Collected data:

-=-=-

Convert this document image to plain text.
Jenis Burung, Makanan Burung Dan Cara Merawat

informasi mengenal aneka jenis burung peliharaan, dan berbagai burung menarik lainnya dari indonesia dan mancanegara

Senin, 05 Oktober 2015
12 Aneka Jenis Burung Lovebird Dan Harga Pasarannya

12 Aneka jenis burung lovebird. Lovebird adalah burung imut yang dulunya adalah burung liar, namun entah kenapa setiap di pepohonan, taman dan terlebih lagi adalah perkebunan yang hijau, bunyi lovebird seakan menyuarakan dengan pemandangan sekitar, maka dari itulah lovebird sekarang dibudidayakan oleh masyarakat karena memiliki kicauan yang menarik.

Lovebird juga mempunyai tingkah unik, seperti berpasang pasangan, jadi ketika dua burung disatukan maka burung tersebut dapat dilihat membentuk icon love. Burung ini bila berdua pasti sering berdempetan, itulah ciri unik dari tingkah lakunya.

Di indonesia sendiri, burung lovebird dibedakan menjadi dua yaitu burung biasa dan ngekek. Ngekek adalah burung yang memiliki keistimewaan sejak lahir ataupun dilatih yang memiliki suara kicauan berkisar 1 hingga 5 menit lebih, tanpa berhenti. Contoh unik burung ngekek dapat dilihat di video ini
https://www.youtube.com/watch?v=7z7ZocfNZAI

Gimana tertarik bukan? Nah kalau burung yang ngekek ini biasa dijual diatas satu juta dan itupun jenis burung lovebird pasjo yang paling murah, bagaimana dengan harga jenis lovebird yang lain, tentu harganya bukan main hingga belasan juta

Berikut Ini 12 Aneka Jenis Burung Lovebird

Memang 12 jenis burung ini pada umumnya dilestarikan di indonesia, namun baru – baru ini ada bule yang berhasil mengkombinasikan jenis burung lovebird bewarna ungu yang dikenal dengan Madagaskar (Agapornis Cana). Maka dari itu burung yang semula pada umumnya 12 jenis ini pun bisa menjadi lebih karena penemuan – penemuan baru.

-=-=-

▸ **Problem to work on**: Above are the records; retype every one exactly.

▸ **Exercise solution**:
Convert this document image to plain text.
Jenis Burung, Makanan Burung Dan Cara Merawat

informasi mengenal aneka jenis burung peliharaan, dan berbagai burung menarik lainnya dari indonesia dan mancanegara

Senin, 05 Oktober 2015
12 Aneka Jenis Burung Lovebird Dan Harga Pasarannya

12 Aneka jenis burung lovebird. Lovebird adalah burung imut yang dulunya adalah burung liar, namun entah kenapa setiap di pepohonan, taman dan terlebih lagi adalah perkebunan yang hijau, bunyi lovebird seakan menyuarakan dengan pemandangan sekitar, maka dari itulah lovebird sekarang dibudidayakan oleh masyarakat karena memiliki kicauan yang menarik.

Lovebird juga mempunyai tingkah unik, seperti berpasang pasangan, jadi ketika dua burung disatukan maka burung tersebut dapat dilihat membentuk icon love. Burung ini bila berdua pasti sering berdempetan, itulah ciri unik dari tingkah lakunya.

Di indonesia sendiri, burung lovebird dibedakan menjadi dua yaitu burung biasa dan ngekek. Ngekek adalah burung yang memiliki keistimewaan sejak lahir ataupun dilatih yang memiliki suara kicauan berkisar 1 hingga 5 menit lebih, tanpa berhenti. Contoh unik burung ngekek dapat dilihat di video ini
https://www.youtube.com/watch?v=7z7ZocfNZAI

Gimana tertarik bukan? Nah kalau burung yang ngekek ini biasa dijual diatas satu juta dan itupun jenis burung lovebird pasjo yang paling murah, bagaimana dengan harga jenis lovebird yang lain, tentu harganya bukan main hingga belasan juta

Berikut Ini 12 Aneka Jenis Burung Lovebird

Memang 12 jenis burung ini pada umumnya dilestarikan di indonesia, namun baru – baru ini ada bule yang berhasil mengkombinasikan jenis burung lovebird bewarna ungu yang dikenal dengan Madagaskar (Agapornis Cana). Maka dari itu burung yang semula pada umumnya 12 jenis ini pun bisa menjadi lebih karena penemuan – penemuan baru.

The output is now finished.